» **What you should do**
Scan the listing that follows and report how many lines contain "name". Write the number alone.

Data entries for graphics
● ● ● ● ● ● ●

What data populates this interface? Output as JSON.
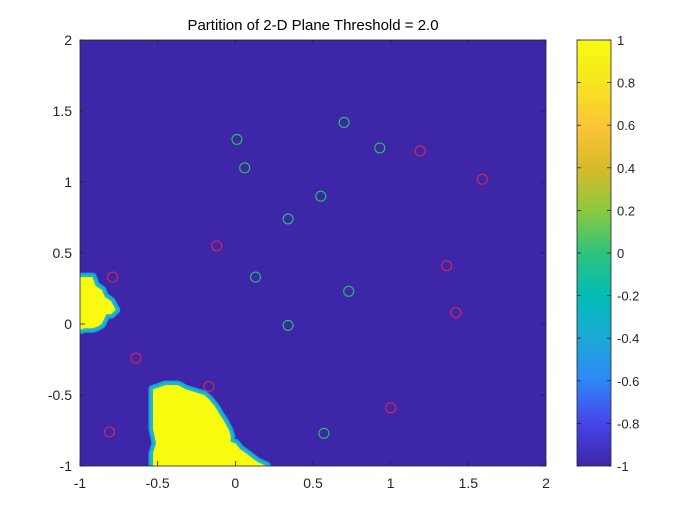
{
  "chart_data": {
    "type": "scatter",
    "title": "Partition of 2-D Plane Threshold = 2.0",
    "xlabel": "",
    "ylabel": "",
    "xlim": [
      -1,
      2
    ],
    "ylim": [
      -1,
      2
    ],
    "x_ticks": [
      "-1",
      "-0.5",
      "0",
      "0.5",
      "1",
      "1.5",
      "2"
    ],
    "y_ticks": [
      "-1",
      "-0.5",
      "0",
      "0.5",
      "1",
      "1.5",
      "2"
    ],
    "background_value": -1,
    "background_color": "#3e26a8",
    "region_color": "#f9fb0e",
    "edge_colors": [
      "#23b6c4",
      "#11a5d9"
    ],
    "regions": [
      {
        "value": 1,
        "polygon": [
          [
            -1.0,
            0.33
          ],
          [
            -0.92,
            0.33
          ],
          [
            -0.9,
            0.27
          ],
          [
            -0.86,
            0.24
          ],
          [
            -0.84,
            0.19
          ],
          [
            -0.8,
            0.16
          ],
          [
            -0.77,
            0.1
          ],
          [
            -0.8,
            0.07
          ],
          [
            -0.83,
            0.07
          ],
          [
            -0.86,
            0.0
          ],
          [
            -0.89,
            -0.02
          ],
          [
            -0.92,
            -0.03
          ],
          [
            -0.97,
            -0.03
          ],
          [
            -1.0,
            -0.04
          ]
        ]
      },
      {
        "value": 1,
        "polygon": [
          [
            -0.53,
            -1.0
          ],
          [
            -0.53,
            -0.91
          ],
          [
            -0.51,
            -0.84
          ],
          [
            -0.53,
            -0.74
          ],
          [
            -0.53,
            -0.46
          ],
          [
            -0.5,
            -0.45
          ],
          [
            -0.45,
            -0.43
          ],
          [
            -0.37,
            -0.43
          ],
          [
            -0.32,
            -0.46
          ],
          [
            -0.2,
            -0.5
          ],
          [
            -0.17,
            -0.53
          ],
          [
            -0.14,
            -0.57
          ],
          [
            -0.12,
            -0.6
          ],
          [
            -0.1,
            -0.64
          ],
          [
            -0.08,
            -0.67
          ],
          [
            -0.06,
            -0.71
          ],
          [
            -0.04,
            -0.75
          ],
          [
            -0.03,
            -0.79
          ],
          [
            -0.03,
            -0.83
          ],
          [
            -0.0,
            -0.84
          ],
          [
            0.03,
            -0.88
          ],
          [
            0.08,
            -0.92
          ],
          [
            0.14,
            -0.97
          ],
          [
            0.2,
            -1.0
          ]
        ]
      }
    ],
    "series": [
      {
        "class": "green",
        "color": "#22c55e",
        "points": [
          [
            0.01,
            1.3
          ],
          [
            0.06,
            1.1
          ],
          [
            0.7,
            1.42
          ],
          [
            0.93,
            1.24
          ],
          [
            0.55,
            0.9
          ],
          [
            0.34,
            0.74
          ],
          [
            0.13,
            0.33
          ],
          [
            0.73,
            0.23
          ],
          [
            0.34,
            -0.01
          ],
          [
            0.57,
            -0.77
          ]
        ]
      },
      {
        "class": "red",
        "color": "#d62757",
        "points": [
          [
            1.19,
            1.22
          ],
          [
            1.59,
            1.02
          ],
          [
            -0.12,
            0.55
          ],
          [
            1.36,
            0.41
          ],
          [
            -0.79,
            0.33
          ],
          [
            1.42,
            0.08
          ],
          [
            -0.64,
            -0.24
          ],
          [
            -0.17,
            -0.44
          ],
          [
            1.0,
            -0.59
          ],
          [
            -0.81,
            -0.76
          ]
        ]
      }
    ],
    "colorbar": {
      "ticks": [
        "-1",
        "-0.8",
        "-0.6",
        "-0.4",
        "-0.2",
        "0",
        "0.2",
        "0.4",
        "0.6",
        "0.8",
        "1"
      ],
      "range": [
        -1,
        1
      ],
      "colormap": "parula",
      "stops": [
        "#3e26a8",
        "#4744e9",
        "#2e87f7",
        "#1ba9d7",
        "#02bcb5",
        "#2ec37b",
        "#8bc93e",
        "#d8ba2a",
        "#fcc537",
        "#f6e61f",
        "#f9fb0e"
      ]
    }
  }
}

● ● ● ● ● ● ●

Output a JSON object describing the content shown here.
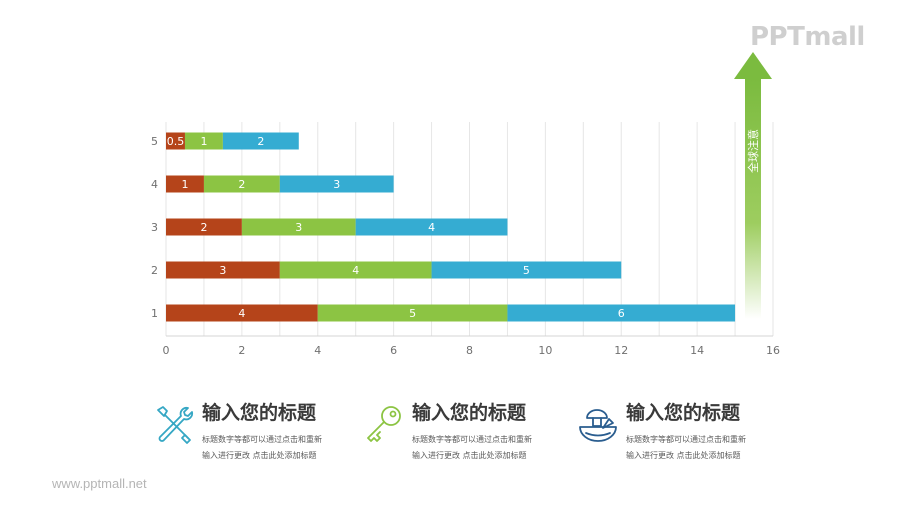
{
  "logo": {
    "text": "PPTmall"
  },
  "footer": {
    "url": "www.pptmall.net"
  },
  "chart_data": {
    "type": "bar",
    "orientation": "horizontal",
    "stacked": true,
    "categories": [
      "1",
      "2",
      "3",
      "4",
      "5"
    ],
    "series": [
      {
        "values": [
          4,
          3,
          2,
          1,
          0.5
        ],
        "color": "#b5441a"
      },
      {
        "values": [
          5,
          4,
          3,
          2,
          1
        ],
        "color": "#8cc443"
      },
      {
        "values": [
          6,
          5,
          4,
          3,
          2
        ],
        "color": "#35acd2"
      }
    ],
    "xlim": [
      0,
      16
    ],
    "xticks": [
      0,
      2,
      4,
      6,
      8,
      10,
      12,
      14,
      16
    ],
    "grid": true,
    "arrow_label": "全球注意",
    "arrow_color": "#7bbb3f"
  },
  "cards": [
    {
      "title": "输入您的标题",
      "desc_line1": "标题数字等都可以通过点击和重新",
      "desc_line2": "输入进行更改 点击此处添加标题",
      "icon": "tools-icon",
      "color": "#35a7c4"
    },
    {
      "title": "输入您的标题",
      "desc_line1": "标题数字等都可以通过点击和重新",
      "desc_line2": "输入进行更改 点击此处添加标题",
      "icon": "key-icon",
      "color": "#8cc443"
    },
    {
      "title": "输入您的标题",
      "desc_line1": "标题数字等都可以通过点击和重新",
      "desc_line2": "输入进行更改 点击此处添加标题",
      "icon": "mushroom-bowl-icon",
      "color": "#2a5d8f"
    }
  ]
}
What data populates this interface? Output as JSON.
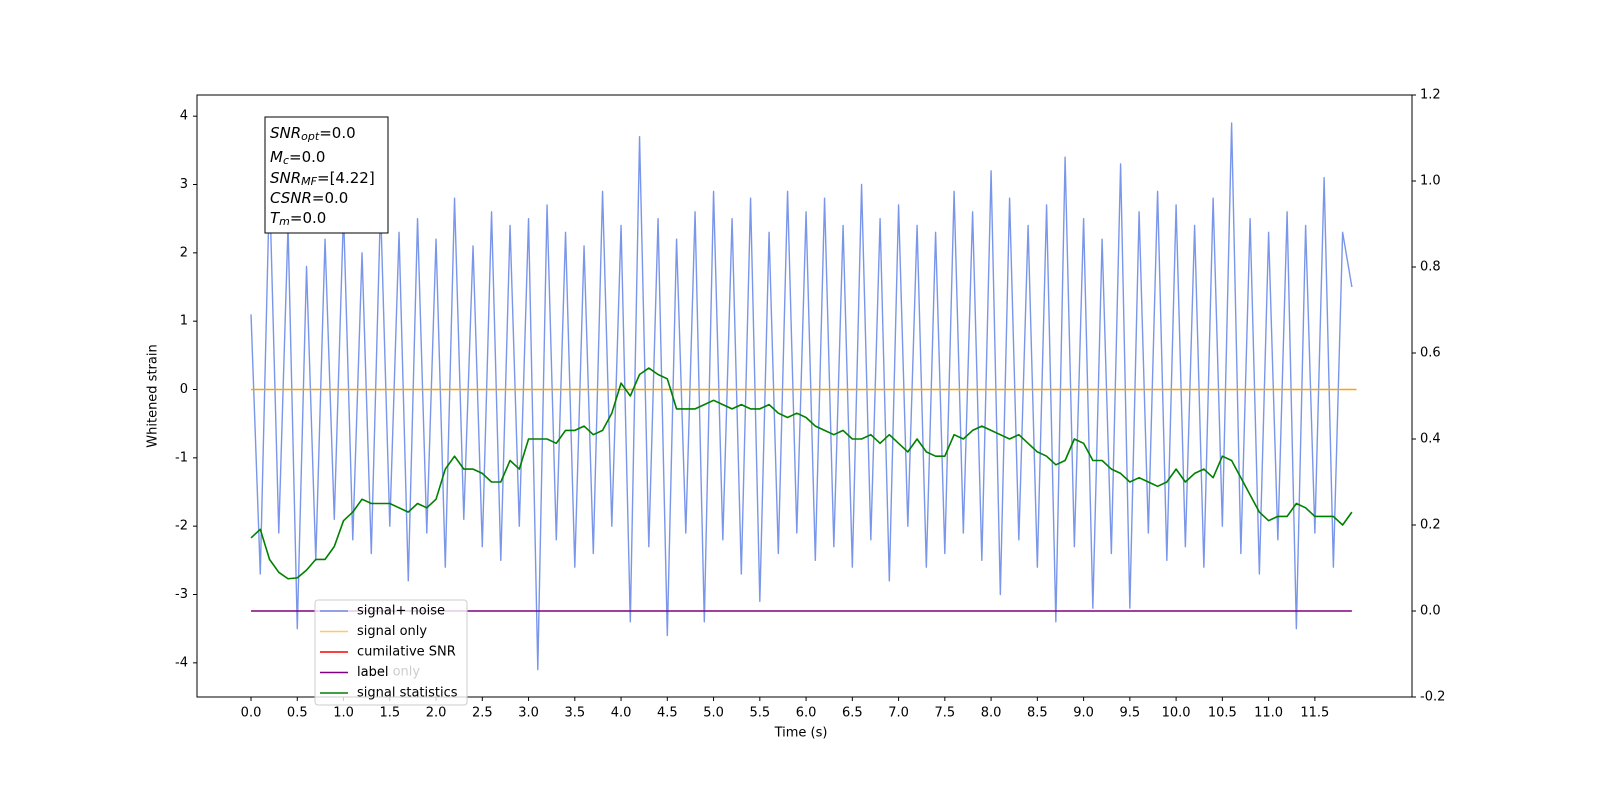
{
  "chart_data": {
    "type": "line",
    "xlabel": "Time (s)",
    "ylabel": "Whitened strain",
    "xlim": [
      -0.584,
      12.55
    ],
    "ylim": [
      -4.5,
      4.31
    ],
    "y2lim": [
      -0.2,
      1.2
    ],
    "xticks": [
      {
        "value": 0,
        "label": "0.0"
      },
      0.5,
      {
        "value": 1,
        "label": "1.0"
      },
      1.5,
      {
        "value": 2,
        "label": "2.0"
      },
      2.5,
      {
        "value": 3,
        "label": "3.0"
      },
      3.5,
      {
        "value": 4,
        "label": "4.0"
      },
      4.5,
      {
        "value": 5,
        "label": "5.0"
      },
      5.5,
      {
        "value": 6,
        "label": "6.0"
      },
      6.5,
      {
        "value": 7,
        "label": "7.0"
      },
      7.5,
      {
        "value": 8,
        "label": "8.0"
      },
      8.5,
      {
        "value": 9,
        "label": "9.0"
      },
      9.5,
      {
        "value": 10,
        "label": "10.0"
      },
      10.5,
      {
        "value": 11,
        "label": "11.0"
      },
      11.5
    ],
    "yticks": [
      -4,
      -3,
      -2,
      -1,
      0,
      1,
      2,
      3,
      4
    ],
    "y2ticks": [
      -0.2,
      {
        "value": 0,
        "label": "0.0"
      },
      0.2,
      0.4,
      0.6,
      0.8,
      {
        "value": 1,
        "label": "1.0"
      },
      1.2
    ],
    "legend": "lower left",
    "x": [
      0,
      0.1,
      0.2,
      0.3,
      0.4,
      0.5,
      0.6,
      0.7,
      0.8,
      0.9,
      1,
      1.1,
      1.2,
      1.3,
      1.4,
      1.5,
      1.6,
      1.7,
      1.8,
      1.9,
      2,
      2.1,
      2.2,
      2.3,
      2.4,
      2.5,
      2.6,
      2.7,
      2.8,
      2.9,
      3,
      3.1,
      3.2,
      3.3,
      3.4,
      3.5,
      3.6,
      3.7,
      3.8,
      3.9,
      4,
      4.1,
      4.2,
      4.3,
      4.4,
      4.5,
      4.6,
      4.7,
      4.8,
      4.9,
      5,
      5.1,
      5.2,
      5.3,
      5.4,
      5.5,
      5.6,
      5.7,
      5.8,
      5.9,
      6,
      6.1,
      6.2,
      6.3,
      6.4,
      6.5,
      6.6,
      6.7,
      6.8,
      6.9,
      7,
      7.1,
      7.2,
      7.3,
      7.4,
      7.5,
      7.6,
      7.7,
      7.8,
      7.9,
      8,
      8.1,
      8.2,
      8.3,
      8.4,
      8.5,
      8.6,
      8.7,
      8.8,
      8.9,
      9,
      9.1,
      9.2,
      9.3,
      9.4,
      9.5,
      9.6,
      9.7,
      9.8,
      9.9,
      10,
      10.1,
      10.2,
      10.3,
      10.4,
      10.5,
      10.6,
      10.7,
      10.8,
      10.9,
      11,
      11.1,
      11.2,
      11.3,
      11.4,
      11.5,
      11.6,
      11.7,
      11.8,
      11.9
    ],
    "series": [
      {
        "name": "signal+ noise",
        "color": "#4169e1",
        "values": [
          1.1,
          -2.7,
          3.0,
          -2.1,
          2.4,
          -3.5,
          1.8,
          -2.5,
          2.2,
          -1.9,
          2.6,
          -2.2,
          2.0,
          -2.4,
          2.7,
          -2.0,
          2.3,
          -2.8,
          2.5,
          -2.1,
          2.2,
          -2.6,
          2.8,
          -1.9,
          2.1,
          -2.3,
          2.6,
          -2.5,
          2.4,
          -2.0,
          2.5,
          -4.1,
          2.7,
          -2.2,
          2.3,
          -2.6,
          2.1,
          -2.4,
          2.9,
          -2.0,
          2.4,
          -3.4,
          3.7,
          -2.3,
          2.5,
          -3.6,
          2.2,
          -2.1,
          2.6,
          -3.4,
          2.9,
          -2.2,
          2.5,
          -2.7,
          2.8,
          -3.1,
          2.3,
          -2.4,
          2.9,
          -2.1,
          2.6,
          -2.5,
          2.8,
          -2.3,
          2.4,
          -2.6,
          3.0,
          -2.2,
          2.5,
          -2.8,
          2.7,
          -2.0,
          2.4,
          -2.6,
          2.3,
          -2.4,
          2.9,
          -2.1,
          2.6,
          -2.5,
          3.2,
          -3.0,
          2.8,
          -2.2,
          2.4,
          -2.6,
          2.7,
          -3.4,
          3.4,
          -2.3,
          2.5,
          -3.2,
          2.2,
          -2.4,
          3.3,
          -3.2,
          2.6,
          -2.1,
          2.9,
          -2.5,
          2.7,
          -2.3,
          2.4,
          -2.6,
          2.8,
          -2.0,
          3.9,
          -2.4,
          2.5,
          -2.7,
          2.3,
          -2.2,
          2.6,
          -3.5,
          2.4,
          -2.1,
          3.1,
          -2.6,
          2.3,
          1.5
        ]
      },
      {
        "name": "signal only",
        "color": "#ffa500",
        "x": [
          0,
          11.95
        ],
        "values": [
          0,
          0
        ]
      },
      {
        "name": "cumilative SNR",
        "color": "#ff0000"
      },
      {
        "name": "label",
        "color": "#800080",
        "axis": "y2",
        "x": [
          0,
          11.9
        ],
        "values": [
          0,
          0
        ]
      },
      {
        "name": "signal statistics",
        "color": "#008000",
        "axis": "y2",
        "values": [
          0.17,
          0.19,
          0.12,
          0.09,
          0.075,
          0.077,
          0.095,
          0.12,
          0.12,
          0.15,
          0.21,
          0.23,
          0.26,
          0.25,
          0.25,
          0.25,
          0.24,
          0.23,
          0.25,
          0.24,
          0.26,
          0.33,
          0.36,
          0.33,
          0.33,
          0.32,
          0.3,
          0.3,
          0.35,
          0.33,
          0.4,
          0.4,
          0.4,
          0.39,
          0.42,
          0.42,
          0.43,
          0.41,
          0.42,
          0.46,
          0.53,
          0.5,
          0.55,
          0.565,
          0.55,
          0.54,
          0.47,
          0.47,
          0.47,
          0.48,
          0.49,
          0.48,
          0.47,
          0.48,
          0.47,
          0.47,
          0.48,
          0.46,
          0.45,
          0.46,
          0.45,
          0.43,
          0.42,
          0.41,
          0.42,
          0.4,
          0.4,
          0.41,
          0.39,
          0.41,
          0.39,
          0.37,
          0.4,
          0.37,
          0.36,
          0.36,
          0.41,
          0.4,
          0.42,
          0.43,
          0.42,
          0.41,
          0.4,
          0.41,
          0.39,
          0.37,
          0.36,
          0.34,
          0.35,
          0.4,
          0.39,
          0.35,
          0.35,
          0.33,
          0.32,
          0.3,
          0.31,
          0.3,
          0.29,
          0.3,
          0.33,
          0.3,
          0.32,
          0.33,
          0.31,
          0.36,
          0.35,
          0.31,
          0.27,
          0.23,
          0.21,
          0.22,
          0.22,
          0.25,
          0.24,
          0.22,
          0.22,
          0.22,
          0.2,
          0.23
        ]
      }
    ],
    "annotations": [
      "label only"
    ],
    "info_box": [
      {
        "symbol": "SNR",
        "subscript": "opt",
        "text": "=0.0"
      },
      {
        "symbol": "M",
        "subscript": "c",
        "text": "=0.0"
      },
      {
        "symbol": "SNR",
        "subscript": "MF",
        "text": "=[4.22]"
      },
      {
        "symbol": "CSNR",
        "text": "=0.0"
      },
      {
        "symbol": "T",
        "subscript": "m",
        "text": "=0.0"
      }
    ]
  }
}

● ● ● ● ● ● ●

» **Answer to the problem**
5